> The request: Return the lines where the word "title" occurs.

> Provided material:
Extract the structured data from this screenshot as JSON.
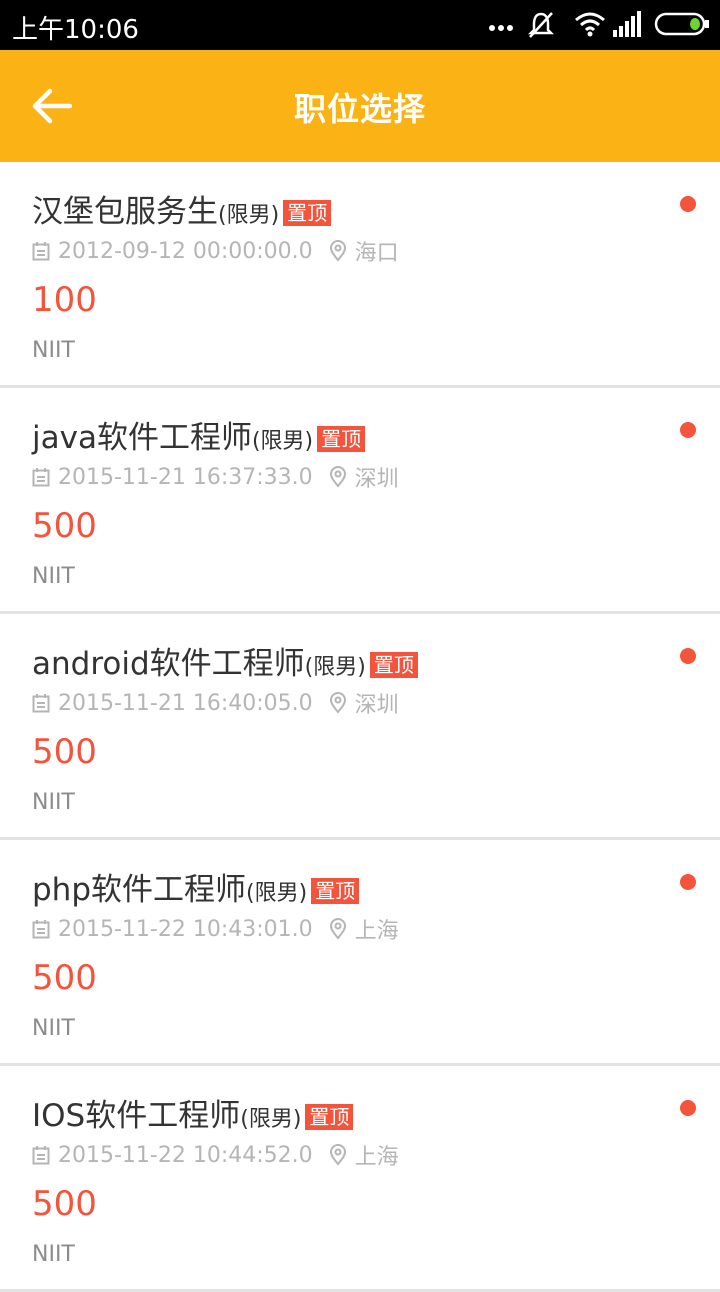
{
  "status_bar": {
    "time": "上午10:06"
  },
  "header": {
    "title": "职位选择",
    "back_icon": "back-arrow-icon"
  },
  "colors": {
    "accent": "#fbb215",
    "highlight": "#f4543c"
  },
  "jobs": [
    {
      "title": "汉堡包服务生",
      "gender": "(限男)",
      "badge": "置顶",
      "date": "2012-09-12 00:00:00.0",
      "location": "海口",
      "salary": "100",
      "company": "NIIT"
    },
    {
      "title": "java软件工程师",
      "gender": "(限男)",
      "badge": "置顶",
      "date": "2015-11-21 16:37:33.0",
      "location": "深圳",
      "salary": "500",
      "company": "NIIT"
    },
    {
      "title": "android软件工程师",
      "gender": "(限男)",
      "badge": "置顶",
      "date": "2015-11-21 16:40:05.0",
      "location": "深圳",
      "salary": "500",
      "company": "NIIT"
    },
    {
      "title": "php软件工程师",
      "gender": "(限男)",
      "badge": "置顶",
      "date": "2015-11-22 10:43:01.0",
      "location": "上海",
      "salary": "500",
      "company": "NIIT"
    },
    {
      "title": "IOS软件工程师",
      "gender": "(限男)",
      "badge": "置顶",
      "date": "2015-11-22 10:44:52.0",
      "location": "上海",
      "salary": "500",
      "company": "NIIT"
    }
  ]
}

> The answer:
    "title": "职位选择",
      "title": "汉堡包服务生",
      "title": "java软件工程师",
      "title": "android软件工程师",
      "title": "php软件工程师",
      "title": "IOS软件工程师",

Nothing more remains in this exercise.